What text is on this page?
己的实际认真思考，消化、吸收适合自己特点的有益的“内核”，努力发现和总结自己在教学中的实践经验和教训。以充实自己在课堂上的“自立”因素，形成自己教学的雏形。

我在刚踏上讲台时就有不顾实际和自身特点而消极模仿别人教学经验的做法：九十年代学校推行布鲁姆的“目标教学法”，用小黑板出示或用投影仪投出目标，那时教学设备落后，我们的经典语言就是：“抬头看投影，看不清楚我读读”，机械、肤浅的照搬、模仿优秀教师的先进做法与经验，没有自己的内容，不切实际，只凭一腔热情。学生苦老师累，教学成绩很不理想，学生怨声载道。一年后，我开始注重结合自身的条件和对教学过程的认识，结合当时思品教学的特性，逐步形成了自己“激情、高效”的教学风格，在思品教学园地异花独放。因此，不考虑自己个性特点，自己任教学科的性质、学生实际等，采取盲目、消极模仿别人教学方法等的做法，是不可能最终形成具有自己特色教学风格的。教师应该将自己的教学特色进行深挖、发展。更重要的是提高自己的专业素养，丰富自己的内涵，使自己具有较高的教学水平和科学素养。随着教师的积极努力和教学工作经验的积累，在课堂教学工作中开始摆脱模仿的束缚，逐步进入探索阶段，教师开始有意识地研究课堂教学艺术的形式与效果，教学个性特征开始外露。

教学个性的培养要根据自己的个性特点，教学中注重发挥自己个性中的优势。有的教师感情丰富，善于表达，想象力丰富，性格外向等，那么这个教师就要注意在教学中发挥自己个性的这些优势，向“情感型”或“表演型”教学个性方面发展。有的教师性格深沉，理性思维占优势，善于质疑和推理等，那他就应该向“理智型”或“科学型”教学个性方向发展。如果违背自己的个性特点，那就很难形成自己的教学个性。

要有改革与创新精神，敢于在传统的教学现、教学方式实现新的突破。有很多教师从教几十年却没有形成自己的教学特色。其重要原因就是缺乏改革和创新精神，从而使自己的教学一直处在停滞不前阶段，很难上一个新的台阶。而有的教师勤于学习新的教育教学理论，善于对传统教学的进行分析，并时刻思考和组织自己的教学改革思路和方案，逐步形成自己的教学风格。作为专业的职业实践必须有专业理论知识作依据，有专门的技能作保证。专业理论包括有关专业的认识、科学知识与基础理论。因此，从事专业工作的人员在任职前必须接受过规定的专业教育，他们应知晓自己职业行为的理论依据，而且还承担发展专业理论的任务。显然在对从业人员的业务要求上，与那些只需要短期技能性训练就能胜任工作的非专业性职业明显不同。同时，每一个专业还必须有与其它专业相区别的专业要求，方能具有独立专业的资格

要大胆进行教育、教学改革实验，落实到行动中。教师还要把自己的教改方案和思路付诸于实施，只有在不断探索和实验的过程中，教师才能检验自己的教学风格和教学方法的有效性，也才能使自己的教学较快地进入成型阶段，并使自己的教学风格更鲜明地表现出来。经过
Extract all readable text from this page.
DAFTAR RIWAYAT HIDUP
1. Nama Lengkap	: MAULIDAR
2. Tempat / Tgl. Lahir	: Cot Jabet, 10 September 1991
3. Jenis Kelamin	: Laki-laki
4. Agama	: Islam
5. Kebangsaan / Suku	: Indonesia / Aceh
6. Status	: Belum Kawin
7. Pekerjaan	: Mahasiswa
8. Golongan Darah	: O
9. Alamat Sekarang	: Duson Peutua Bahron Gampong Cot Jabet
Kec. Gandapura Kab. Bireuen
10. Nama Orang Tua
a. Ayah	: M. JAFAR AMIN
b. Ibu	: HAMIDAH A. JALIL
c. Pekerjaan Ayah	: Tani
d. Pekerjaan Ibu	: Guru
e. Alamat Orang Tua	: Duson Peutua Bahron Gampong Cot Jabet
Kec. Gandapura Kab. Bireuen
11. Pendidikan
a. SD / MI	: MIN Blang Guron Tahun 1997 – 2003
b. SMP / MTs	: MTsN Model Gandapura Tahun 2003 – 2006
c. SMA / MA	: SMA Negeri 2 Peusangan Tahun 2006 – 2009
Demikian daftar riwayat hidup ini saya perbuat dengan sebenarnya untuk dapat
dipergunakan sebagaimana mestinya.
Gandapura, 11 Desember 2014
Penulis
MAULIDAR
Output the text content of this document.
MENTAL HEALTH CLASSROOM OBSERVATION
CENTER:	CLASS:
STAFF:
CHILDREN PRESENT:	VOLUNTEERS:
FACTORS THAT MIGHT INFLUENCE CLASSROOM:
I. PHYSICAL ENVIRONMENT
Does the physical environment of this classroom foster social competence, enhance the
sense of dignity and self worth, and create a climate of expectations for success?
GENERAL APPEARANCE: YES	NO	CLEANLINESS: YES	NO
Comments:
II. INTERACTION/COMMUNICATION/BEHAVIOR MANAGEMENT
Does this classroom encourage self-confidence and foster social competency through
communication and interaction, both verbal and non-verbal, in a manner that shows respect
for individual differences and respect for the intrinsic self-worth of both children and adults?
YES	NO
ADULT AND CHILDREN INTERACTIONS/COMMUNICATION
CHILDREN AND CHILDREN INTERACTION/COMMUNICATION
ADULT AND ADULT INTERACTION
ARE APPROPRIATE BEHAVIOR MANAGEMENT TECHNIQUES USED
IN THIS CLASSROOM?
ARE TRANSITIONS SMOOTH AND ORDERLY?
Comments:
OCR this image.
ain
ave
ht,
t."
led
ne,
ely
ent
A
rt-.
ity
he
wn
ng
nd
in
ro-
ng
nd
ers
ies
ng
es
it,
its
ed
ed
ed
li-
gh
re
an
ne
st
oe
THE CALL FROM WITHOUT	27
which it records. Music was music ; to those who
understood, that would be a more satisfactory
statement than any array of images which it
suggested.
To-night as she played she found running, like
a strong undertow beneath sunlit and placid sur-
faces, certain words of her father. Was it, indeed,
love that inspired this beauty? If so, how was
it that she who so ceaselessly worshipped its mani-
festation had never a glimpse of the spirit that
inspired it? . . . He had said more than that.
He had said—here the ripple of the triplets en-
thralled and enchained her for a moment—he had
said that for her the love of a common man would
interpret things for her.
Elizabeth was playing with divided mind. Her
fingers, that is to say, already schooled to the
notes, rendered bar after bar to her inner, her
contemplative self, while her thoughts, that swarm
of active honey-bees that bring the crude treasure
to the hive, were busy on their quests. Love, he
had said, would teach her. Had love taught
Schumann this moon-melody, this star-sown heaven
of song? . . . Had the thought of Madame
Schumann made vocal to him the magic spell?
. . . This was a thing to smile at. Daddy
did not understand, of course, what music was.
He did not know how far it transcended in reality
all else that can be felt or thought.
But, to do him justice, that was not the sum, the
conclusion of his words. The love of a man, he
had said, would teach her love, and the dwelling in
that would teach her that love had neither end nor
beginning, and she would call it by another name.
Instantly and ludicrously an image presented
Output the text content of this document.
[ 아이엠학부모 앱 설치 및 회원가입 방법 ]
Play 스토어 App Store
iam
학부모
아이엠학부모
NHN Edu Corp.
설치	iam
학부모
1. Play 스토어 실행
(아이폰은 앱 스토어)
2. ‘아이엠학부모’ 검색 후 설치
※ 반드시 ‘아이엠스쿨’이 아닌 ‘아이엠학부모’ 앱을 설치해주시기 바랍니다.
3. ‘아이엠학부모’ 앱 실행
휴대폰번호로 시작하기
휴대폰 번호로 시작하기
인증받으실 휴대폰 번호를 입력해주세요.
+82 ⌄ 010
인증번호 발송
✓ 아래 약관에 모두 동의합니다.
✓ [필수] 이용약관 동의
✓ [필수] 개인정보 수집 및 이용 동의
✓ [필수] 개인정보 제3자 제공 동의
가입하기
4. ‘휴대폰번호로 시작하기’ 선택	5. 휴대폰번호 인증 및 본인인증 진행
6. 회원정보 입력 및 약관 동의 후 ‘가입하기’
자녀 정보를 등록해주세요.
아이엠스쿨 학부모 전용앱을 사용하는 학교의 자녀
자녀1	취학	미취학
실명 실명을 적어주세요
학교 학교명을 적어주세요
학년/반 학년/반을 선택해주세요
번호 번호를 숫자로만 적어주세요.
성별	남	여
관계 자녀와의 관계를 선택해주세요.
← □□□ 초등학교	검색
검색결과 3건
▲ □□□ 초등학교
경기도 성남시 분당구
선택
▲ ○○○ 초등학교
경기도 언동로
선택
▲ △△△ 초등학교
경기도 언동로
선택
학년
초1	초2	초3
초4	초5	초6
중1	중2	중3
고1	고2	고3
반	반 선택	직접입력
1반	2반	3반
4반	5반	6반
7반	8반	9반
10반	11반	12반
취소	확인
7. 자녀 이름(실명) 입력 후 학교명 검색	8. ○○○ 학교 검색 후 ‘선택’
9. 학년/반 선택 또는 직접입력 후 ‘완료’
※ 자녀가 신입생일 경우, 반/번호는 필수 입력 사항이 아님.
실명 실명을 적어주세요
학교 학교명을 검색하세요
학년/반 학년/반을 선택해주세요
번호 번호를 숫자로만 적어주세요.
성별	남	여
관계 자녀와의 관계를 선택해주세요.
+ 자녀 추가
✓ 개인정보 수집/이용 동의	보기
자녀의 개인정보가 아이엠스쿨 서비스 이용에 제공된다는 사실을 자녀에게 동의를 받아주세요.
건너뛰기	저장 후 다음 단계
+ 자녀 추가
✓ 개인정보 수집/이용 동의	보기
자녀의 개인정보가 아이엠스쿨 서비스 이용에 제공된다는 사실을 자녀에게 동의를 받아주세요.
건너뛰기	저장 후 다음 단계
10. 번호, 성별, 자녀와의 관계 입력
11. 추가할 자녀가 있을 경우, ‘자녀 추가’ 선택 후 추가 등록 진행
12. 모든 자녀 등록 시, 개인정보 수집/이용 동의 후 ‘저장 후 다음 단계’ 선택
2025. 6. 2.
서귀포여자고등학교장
----------------
◆ TASK REQUIREMENTS
Locate all lines in the listing above with the word "words" and copy them.

◆ THE OUTPUT
faces, certain words of her father. Was it, indeed,
conclusion of his words. The love of a man, he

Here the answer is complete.